AIM OF THE TASK: Print the listing below in its entirety, character for character.

WORKING DATA:

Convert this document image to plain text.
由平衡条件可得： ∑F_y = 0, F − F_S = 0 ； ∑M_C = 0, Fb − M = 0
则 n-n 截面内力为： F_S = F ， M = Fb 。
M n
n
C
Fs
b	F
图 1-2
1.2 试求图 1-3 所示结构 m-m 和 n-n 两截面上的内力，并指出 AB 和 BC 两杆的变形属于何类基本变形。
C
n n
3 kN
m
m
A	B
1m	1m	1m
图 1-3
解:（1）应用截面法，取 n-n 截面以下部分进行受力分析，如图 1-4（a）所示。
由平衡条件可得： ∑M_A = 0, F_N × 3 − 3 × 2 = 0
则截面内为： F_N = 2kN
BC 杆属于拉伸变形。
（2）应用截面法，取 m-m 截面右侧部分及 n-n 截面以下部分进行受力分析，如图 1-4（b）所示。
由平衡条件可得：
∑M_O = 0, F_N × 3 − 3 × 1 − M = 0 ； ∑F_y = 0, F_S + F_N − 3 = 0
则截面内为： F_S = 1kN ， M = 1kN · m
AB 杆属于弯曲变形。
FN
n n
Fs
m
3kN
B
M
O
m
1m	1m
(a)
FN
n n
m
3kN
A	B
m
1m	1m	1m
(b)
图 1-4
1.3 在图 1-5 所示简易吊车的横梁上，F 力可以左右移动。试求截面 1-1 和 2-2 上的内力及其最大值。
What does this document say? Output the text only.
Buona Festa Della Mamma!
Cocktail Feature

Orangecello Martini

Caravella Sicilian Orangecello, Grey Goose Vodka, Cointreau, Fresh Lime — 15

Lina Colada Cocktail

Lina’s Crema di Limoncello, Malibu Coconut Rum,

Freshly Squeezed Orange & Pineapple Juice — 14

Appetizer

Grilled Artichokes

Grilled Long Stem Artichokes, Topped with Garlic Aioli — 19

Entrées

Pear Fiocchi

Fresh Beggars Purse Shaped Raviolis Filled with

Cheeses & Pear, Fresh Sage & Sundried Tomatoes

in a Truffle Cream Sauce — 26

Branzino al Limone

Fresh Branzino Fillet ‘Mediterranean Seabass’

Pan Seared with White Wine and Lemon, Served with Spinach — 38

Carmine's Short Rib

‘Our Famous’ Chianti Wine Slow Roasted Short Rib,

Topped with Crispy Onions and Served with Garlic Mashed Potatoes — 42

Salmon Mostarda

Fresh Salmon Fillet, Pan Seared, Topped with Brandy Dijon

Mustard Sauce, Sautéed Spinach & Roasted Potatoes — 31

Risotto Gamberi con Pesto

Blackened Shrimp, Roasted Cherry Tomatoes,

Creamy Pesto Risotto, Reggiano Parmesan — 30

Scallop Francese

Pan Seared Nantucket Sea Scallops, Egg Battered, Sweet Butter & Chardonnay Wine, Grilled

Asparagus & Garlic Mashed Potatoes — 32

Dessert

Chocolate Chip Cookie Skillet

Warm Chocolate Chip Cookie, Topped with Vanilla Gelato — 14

RESULT:
Convert this document image to plain text.
由平衡条件可得： ∑F_y = 0, F − F_S = 0 ； ∑M_C = 0, Fb − M = 0
则 n-n 截面内力为： F_S = F ， M = Fb 。
M n
n
C
Fs
b	F
图 1-2
1.2 试求图 1-3 所示结构 m-m 和 n-n 两截面上的内力，并指出 AB 和 BC 两杆的变形属于何类基本变形。
C
n n
3 kN
m
m
A	B
1m	1m	1m
图 1-3
解:（1）应用截面法，取 n-n 截面以下部分进行受力分析，如图 1-4（a）所示。
由平衡条件可得： ∑M_A = 0, F_N × 3 − 3 × 2 = 0
则截面内为： F_N = 2kN
BC 杆属于拉伸变形。
（2）应用截面法，取 m-m 截面右侧部分及 n-n 截面以下部分进行受力分析，如图 1-4（b）所示。
由平衡条件可得：
∑M_O = 0, F_N × 3 − 3 × 1 − M = 0 ； ∑F_y = 0, F_S + F_N − 3 = 0
则截面内为： F_S = 1kN ， M = 1kN · m
AB 杆属于弯曲变形。
FN
n n
Fs
m
3kN
B
M
O
m
1m	1m
(a)
FN
n n
m
3kN
A	B
m
1m	1m	1m
(b)
图 1-4
1.3 在图 1-5 所示简易吊车的横梁上，F 力可以左右移动。试求截面 1-1 和 2-2 上的内力及其最大值。
What does this document say? Output the text only.
Buona Festa Della Mamma!
Cocktail Feature

Orangecello Martini

Caravella Sicilian Orangecello, Grey Goose Vodka, Cointreau, Fresh Lime — 15

Lina Colada Cocktail

Lina’s Crema di Limoncello, Malibu Coconut Rum,

Freshly Squeezed Orange & Pineapple Juice — 14

Appetizer

Grilled Artichokes

Grilled Long Stem Artichokes, Topped with Garlic Aioli — 19

Entrées

Pear Fiocchi

Fresh Beggars Purse Shaped Raviolis Filled with

Cheeses & Pear, Fresh Sage & Sundried Tomatoes

in a Truffle Cream Sauce — 26

Branzino al Limone

Fresh Branzino Fillet ‘Mediterranean Seabass’

Pan Seared with White Wine and Lemon, Served with Spinach — 38

Carmine's Short Rib

‘Our Famous’ Chianti Wine Slow Roasted Short Rib,

Topped with Crispy Onions and Served with Garlic Mashed Potatoes — 42

Salmon Mostarda

Fresh Salmon Fillet, Pan Seared, Topped with Brandy Dijon

Mustard Sauce, Sautéed Spinach & Roasted Potatoes — 31

Risotto Gamberi con Pesto

Blackened Shrimp, Roasted Cherry Tomatoes,

Creamy Pesto Risotto, Reggiano Parmesan — 30

Scallop Francese

Pan Seared Nantucket Sea Scallops, Egg Battered, Sweet Butter & Chardonnay Wine, Grilled

Asparagus & Garlic Mashed Potatoes — 32

Dessert

Chocolate Chip Cookie Skillet

Warm Chocolate Chip Cookie, Topped with Vanilla Gelato — 14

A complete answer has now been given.